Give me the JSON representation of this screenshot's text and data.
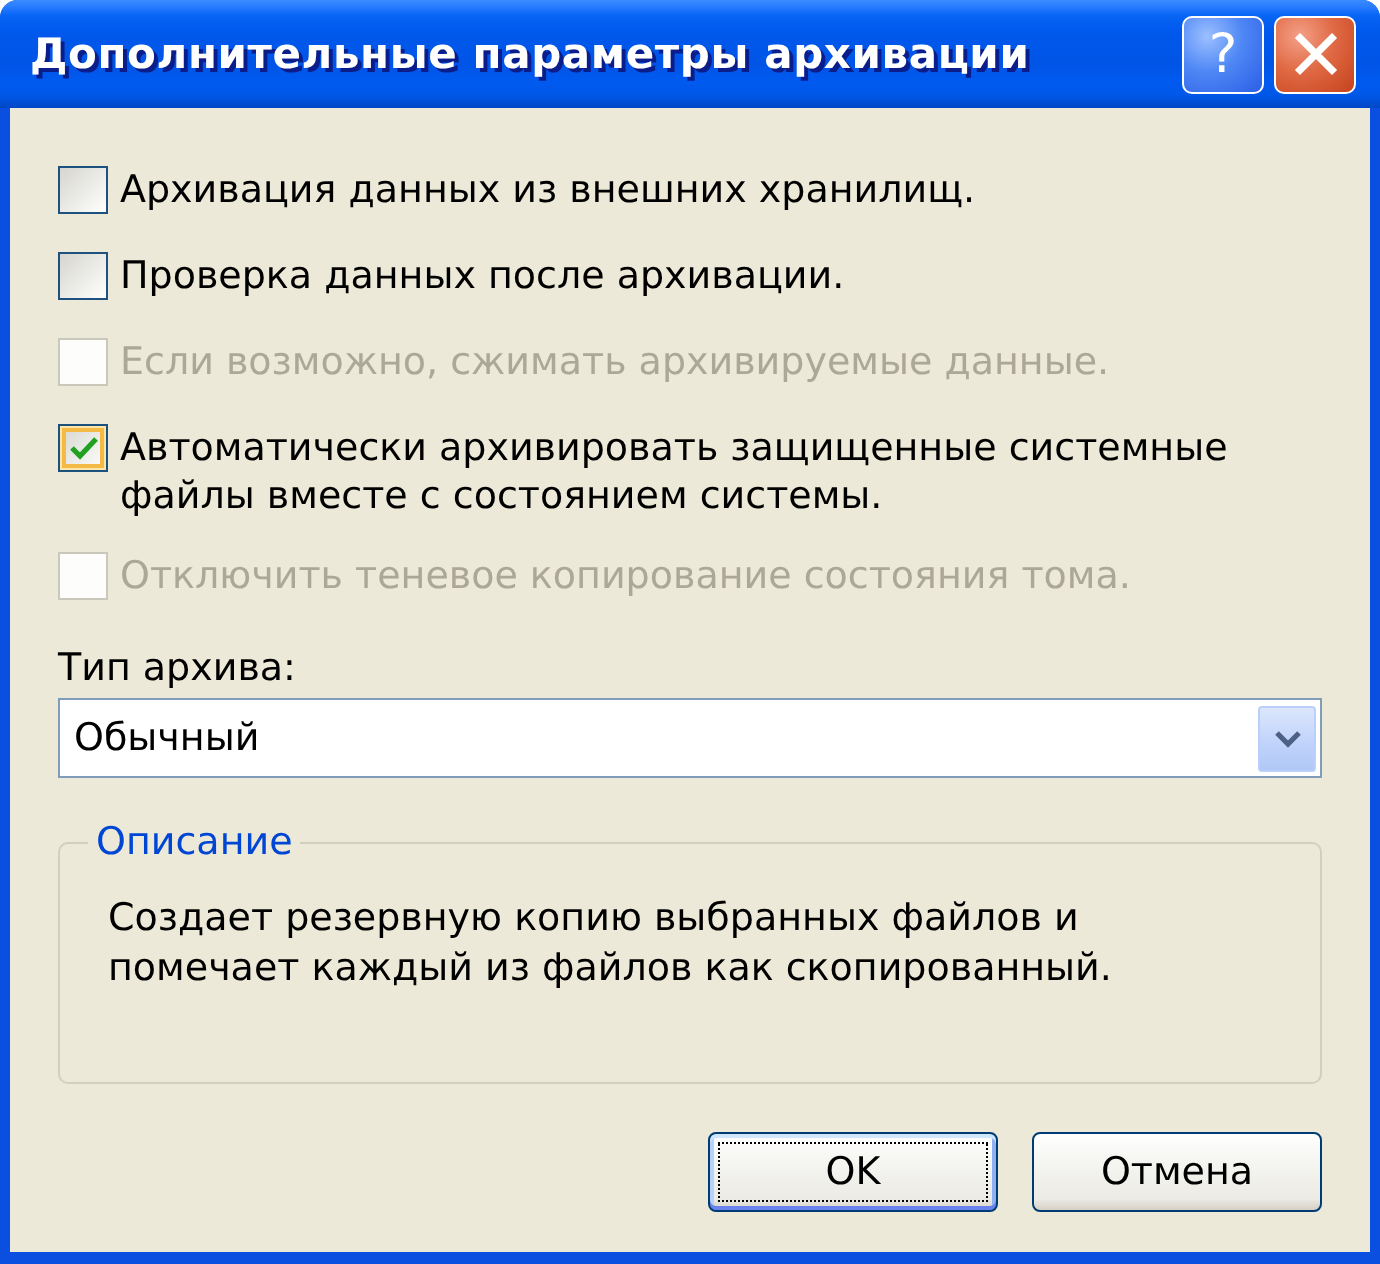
{
  "window": {
    "title": "Дополнительные параметры архивации",
    "buttons": [
      {
        "kind": "help",
        "label": "?"
      },
      {
        "kind": "close"
      }
    ]
  },
  "options": [
    {
      "label": "Архивация данных из внешних хранилищ.",
      "checked": false,
      "disabled": false,
      "hover": false
    },
    {
      "label": "Проверка данных после архивации.",
      "checked": false,
      "disabled": false,
      "hover": false
    },
    {
      "label": "Если возможно, сжимать архивируемые данные.",
      "checked": false,
      "disabled": true,
      "hover": false
    },
    {
      "label": "Автоматически архивировать защищенные системные файлы вместе с состоянием системы.",
      "checked": true,
      "disabled": false,
      "hover": true
    },
    {
      "label": "Отключить теневое копирование состояния тома.",
      "checked": false,
      "disabled": true,
      "hover": false
    }
  ],
  "archive_type": {
    "label": "Тип архива:",
    "value": "Обычный"
  },
  "description": {
    "title": "Описание",
    "text": "Создает резервную копию выбранных файлов и помечает каждый из файлов как скопированный."
  },
  "buttons": [
    {
      "label": "OK",
      "default": true
    },
    {
      "label": "Отмена",
      "default": false
    }
  ]
}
════════════════════
* [EXERCISE DETAILS] Copy out each line of the records where the string "данных" appears.

* [ANSWER TO THIS PROBLEM]
      "label": "Архивация данных из внешних хранилищ.",
      "label": "Проверка данных после архивации.",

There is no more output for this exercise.